◆ Directions for this task: Return each line of the data below verbatim; pictures are to be left out.

------------------------------------------------

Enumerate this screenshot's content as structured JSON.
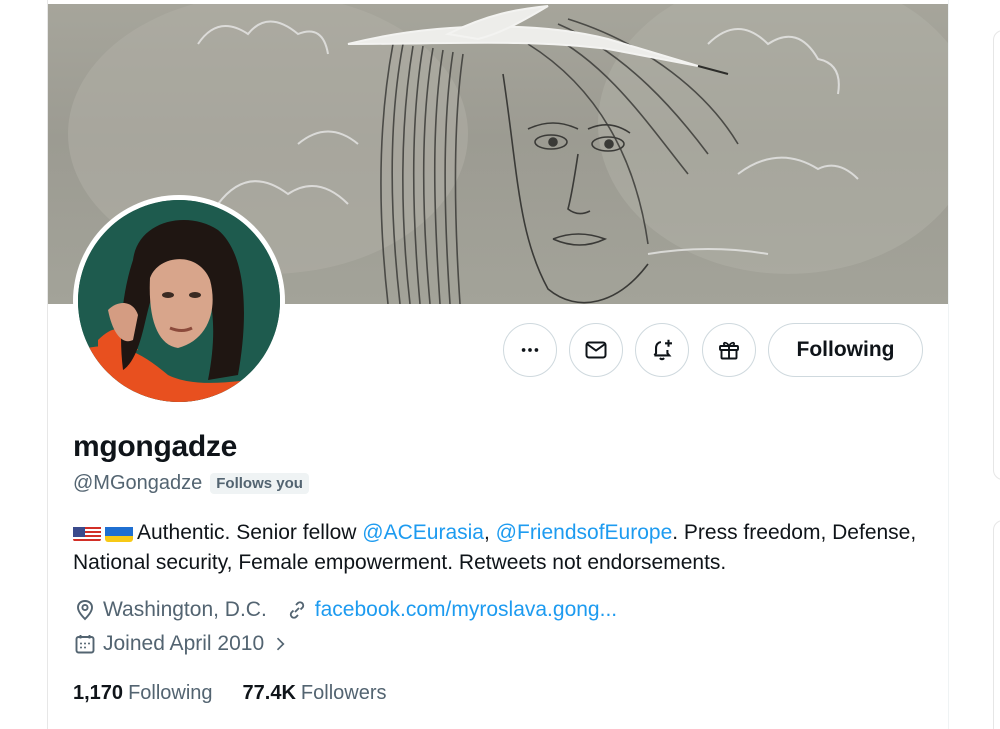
{
  "profile": {
    "display_name": "mgongadze",
    "handle": "@MGongadze",
    "follows_you": "Follows you",
    "bio": {
      "prefix": "Authentic. Senior fellow ",
      "mention1": "@ACEurasia",
      "separator": ", ",
      "mention2": "@FriendsofEurope",
      "suffix": ". Press freedom, Defense, National security, Female empowerment. Retweets not endorsements."
    },
    "location": "Washington, D.C.",
    "website": "facebook.com/myroslava.gong...",
    "joined": "Joined April 2010",
    "stats": {
      "following_count": "1,170",
      "following_label": "Following",
      "followers_count": "77.4K",
      "followers_label": "Followers"
    }
  },
  "actions": {
    "more_icon": "more-horizontal-icon",
    "message_icon": "mail-icon",
    "notify_icon": "bell-plus-icon",
    "gift_icon": "gift-icon",
    "following_label": "Following"
  },
  "colors": {
    "link": "#1d9bf0",
    "muted": "#536471",
    "text": "#0f1419",
    "border": "#cfd9de"
  }
}
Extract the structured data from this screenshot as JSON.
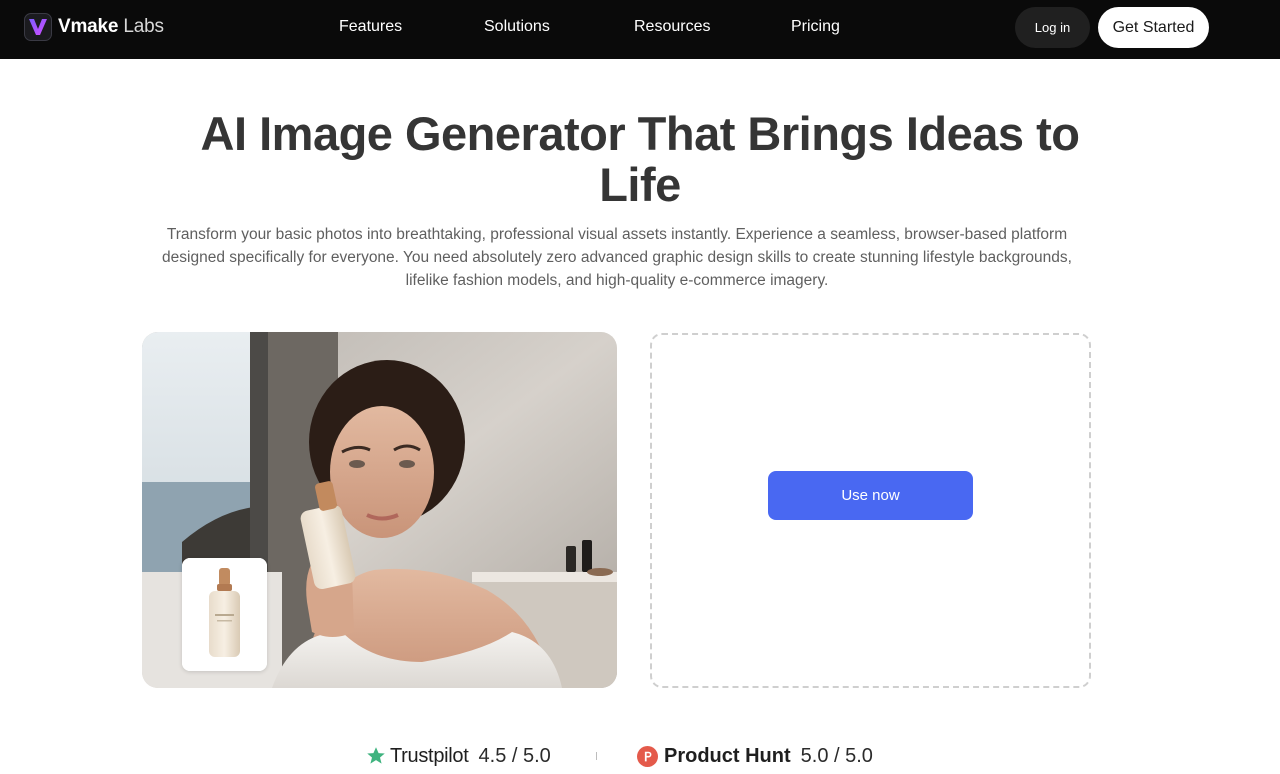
{
  "header": {
    "logo_brand": "Vmake",
    "logo_suffix": "Labs",
    "nav": [
      "Features",
      "Solutions",
      "Resources",
      "Pricing"
    ],
    "login_label": "Log in",
    "get_started_label": "Get Started"
  },
  "hero": {
    "title": "AI Image Generator That Brings Ideas to Life",
    "subtitle": "Transform your basic photos into breathtaking, professional visual assets instantly. Experience a seamless, browser-based platform designed specifically for everyone. You need absolutely zero advanced graphic design skills to create stunning lifestyle backgrounds, lifelike fashion models, and high-quality e-commerce imagery."
  },
  "cta": {
    "use_now_label": "Use now"
  },
  "ratings": [
    {
      "name": "Trustpilot",
      "score": "4.5 / 5.0",
      "icon": "star-icon",
      "color": "#3fb37f"
    },
    {
      "name": "Product Hunt",
      "score": "5.0 / 5.0",
      "icon": "product-hunt-icon",
      "color": "#e45a4b"
    }
  ],
  "colors": {
    "header_bg": "#0a0a0a",
    "accent": "#4968f2"
  }
}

------------------------------------------------

◆ Response to this exercise:
Enumerate this screenshot's content as structured JSON.
{
  "profile": {
    "display_name": "mgongadze",
    "handle": "@MGongadze",
    "follows_you": "Follows you",
    "bio": {
      "prefix": "Authentic. Senior fellow ",
      "mention1": "@ACEurasia",
      "separator": ", ",
      "mention2": "@FriendsofEurope",
      "suffix": ". Press freedom, Defense, National security, Female empowerment. Retweets not endorsements."
    },
    "location": "Washington, D.C.",
    "website": "facebook.com/myroslava.gong...",
    "joined": "Joined April 2010",
    "stats": {
      "following_count": "1,170",
      "following_label": "Following",
      "followers_count": "77.4K",
      "followers_label": "Followers"
    }
  },
  "actions": {
    "more_icon": "more-horizontal-icon",
    "message_icon": "mail-icon",
    "notify_icon": "bell-plus-icon",
    "gift_icon": "gift-icon",
    "following_label": "Following"
  },
  "colors": {
    "link": "#1d9bf0",
    "muted": "#536471",
    "text": "#0f1419",
    "border": "#cfd9de"
  }
}
Extract the structured data from this screenshot as JSON.
{
  "header": {
    "logo_brand": "Vmake",
    "logo_suffix": "Labs",
    "nav": [
      "Features",
      "Solutions",
      "Resources",
      "Pricing"
    ],
    "login_label": "Log in",
    "get_started_label": "Get Started"
  },
  "hero": {
    "title": "AI Image Generator That Brings Ideas to Life",
    "subtitle": "Transform your basic photos into breathtaking, professional visual assets instantly. Experience a seamless, browser-based platform designed specifically for everyone. You need absolutely zero advanced graphic design skills to create stunning lifestyle backgrounds, lifelike fashion models, and high-quality e-commerce imagery."
  },
  "cta": {
    "use_now_label": "Use now"
  },
  "ratings": [
    {
      "name": "Trustpilot",
      "score": "4.5 / 5.0",
      "icon": "star-icon",
      "color": "#3fb37f"
    },
    {
      "name": "Product Hunt",
      "score": "5.0 / 5.0",
      "icon": "product-hunt-icon",
      "color": "#e45a4b"
    }
  ],
  "colors": {
    "header_bg": "#0a0a0a",
    "accent": "#4968f2"
  }
}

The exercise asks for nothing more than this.